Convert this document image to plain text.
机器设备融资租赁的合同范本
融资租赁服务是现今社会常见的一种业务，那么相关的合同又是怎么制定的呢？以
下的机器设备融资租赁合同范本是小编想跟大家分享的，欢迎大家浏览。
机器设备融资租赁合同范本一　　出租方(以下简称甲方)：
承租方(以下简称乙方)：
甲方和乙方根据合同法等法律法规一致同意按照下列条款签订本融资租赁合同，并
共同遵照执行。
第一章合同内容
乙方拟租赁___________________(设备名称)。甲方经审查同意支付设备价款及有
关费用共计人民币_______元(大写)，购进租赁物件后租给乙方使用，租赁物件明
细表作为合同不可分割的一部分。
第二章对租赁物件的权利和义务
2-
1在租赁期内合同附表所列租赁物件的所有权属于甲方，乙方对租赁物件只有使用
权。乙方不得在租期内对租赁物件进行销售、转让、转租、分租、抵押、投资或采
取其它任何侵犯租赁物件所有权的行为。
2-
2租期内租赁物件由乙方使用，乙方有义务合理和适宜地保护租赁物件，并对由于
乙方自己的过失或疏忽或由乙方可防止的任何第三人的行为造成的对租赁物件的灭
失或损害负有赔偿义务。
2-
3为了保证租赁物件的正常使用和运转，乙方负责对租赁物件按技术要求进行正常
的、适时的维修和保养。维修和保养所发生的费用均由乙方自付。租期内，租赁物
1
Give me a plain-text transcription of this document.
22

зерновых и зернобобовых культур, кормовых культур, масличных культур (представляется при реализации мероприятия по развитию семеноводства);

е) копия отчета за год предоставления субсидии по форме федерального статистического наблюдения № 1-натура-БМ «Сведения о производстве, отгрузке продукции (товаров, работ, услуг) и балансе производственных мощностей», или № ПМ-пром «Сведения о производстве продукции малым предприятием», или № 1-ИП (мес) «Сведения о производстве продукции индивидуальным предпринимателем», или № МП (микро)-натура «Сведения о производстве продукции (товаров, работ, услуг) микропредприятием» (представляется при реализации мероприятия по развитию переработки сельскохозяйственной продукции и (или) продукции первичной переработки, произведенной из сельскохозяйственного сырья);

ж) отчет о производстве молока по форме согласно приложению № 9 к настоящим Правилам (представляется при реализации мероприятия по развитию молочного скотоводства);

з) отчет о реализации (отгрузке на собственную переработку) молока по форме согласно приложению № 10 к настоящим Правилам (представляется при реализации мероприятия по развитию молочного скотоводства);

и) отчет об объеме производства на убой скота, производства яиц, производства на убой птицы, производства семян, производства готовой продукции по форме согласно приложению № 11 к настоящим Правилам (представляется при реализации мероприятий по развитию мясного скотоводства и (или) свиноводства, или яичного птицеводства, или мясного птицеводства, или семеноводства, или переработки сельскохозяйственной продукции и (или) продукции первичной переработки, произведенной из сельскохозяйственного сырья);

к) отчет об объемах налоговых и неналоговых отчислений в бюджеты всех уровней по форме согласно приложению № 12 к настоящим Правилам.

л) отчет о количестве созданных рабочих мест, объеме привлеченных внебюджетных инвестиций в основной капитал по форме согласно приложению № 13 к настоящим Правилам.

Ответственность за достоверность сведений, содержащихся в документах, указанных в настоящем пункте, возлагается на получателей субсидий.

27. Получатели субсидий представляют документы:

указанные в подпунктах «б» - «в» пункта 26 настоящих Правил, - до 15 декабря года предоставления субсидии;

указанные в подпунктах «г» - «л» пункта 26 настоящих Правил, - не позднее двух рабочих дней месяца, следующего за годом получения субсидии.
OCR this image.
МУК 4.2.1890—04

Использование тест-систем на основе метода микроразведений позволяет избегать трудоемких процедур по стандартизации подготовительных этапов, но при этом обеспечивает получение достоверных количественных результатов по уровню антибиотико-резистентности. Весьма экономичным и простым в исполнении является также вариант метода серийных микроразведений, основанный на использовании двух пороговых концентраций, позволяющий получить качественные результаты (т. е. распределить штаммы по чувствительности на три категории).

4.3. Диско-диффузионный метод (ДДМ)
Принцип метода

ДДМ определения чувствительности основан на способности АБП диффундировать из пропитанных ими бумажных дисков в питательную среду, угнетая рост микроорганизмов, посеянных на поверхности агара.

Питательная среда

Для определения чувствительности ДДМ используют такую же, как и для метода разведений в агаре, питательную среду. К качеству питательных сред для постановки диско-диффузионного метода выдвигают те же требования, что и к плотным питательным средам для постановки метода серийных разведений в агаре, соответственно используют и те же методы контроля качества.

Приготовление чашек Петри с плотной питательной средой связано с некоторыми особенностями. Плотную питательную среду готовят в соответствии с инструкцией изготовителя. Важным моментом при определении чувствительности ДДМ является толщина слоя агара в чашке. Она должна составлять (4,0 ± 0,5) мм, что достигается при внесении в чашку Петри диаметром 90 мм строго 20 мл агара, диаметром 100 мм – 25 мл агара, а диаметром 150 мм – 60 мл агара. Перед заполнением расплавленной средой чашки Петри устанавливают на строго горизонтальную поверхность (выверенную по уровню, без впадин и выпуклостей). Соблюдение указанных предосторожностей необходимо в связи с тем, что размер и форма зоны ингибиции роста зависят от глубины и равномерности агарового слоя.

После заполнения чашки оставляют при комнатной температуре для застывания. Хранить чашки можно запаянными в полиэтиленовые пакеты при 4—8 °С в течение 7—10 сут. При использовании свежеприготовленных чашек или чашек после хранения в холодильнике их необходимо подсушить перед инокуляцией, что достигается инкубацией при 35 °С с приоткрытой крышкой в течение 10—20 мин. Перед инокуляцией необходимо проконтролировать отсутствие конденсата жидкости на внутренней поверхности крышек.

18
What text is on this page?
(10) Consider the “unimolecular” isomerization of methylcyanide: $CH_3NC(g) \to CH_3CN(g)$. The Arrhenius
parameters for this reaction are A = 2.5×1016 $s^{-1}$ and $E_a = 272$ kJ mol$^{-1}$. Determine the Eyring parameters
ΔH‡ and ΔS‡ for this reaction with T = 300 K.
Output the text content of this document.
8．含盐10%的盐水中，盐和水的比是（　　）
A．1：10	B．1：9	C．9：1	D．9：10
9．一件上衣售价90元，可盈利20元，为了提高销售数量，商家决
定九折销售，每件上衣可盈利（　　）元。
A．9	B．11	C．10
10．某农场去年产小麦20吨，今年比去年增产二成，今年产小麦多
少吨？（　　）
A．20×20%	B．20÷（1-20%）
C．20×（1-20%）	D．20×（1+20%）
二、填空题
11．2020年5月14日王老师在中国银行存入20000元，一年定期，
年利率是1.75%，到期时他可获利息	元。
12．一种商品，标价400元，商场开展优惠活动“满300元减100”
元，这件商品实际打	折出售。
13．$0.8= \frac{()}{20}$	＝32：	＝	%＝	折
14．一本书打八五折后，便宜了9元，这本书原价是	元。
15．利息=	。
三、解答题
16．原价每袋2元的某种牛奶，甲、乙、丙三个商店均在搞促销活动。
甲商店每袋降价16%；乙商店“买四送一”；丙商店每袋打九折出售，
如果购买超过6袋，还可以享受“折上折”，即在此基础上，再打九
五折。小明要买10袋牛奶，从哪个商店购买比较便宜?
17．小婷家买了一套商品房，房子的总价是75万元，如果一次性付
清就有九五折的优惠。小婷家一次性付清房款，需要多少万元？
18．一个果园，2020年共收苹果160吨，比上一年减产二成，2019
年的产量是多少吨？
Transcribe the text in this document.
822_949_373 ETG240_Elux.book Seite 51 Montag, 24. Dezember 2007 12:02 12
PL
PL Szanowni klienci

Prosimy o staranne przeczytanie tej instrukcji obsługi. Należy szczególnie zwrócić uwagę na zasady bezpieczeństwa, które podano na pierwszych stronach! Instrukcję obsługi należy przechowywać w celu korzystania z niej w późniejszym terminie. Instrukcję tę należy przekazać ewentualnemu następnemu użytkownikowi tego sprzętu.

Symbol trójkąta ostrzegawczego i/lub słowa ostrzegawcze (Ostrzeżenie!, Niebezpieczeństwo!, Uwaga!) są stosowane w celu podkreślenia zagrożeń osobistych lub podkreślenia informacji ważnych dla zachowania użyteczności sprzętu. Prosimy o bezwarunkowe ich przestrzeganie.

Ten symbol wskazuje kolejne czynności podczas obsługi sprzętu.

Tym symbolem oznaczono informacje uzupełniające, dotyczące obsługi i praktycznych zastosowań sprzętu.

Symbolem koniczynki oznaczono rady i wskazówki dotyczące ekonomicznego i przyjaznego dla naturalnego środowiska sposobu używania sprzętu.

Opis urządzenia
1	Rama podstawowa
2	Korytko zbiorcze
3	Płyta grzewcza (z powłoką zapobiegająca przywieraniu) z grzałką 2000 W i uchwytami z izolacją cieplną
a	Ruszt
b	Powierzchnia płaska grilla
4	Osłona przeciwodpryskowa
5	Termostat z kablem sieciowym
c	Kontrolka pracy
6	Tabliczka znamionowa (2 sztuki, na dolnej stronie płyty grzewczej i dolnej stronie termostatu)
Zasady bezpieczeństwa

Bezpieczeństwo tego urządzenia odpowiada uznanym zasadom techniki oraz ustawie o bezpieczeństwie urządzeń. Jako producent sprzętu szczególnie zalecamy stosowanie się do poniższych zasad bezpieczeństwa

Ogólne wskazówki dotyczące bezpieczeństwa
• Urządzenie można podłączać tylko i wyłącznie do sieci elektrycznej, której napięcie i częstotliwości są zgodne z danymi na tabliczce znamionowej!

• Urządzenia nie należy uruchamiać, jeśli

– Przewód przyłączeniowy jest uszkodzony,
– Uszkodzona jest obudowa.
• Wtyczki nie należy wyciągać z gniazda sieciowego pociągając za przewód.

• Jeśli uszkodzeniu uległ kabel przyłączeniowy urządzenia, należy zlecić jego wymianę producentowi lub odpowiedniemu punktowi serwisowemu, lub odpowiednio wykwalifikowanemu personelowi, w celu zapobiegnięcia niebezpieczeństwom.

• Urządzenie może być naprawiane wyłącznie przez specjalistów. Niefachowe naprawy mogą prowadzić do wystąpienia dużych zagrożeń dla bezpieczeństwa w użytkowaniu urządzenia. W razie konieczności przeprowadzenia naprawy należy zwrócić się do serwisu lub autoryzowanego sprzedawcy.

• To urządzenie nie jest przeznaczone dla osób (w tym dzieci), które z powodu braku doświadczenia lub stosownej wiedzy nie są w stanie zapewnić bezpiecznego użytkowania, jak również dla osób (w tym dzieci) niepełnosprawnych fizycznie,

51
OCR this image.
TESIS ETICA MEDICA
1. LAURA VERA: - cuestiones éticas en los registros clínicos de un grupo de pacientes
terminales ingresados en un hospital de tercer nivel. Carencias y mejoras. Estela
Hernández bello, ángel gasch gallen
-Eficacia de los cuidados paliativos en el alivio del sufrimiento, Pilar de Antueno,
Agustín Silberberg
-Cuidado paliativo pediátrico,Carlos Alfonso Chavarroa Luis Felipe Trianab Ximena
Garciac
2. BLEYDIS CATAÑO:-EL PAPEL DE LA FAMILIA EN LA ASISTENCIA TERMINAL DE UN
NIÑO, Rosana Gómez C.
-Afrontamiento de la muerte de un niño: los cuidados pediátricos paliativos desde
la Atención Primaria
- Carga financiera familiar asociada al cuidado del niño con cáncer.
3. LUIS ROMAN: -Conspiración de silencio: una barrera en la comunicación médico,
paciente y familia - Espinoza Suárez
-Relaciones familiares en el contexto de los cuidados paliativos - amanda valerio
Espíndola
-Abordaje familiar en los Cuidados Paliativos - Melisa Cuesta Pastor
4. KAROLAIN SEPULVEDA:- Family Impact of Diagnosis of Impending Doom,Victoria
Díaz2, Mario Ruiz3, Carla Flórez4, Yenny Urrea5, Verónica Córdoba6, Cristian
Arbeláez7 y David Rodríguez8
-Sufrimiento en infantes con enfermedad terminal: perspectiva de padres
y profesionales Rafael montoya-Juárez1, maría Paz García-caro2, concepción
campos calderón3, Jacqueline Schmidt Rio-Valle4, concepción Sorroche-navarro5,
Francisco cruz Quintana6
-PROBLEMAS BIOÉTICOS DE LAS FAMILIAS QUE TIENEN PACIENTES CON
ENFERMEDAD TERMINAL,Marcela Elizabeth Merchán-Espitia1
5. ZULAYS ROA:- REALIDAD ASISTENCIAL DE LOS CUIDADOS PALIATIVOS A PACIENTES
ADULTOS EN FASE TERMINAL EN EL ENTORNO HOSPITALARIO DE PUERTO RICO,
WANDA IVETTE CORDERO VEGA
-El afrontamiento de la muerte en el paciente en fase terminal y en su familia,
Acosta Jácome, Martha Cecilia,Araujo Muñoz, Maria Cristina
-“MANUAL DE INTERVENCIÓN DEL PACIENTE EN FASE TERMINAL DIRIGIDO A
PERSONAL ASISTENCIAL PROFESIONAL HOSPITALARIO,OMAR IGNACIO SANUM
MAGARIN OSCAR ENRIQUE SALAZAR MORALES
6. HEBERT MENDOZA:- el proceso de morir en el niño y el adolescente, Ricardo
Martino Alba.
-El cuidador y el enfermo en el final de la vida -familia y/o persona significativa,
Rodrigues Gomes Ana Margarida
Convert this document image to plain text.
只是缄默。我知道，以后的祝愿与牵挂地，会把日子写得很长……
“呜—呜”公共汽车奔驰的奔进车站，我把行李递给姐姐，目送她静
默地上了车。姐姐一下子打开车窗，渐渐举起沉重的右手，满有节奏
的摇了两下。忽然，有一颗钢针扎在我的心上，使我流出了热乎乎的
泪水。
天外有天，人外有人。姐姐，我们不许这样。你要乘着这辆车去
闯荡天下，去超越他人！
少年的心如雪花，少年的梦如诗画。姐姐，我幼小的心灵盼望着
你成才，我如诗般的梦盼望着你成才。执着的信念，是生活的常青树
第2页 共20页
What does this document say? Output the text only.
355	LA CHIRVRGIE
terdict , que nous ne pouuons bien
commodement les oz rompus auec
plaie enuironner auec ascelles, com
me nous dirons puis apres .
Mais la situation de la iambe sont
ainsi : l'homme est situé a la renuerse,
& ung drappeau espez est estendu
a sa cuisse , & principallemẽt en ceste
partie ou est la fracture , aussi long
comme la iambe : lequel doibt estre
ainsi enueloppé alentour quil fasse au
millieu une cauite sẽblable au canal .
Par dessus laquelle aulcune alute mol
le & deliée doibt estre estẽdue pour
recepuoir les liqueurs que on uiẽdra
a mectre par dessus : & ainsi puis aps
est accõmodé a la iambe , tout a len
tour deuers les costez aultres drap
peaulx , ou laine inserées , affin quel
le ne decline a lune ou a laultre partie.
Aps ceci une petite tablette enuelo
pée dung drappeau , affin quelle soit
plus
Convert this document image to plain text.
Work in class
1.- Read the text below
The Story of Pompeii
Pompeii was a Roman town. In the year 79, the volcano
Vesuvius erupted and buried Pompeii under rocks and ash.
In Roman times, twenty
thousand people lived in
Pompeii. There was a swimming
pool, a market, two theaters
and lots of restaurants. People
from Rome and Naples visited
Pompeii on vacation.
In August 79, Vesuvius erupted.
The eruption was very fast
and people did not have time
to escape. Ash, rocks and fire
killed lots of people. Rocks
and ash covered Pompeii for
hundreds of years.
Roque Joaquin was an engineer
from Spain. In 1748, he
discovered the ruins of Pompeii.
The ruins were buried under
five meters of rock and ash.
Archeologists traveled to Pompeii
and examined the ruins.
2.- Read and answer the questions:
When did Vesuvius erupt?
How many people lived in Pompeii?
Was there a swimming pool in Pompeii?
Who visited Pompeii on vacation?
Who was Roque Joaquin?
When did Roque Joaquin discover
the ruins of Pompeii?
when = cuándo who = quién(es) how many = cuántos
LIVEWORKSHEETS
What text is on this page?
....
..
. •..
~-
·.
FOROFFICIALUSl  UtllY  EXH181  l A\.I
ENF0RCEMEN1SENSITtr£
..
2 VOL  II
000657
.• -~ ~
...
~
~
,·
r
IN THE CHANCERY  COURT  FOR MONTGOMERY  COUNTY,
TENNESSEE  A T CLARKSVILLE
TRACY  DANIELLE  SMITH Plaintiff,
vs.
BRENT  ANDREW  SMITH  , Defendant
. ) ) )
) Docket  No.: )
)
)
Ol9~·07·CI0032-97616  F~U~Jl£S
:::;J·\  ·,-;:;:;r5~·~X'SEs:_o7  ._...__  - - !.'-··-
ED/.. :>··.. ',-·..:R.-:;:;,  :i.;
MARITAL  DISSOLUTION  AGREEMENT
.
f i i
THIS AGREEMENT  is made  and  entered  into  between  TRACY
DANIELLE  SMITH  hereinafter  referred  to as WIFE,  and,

━━━━━━━━━━━━━━━━━━━━

■ **Task brief**: Consider the entries above and return each line with the string "развитию".

■ **Expected answer**:
зерновых и зернобобовых культур, кормовых культур, масличных культур (представляется при реализации мероприятия по развитию семеноводства);
е) копия отчета за год предоставления субсидии по форме федерального статистического наблюдения № 1-натура-БМ «Сведения о производстве, отгрузке продукции (товаров, работ, услуг) и балансе производственных мощностей», или № ПМ-пром «Сведения о производстве продукции малым предприятием», или № 1-ИП (мес) «Сведения о производстве продукции индивидуальным предпринимателем», или № МП (микро)-натура «Сведения о производстве продукции (товаров, работ, услуг) микропредприятием» (представляется при реализации мероприятия по развитию переработки сельскохозяйственной продукции и (или) продукции первичной переработки, произведенной из сельскохозяйственного сырья);
ж) отчет о производстве молока по форме согласно приложению № 9 к настоящим Правилам (представляется при реализации мероприятия по развитию молочного скотоводства);
з) отчет о реализации (отгрузке на собственную переработку) молока по форме согласно приложению № 10 к настоящим Правилам (представляется при реализации мероприятия по развитию молочного скотоводства);
и) отчет об объеме производства на убой скота, производства яиц, производства на убой птицы, производства семян, производства готовой продукции по форме согласно приложению № 11 к настоящим Правилам (представляется при реализации мероприятий по развитию мясного скотоводства и (или) свиноводства, или яичного птицеводства, или мясного птицеводства, или семеноводства, или переработки сельскохозяйственной продукции и (или) продукции первичной переработки, произведенной из сельскохозяйственного сырья);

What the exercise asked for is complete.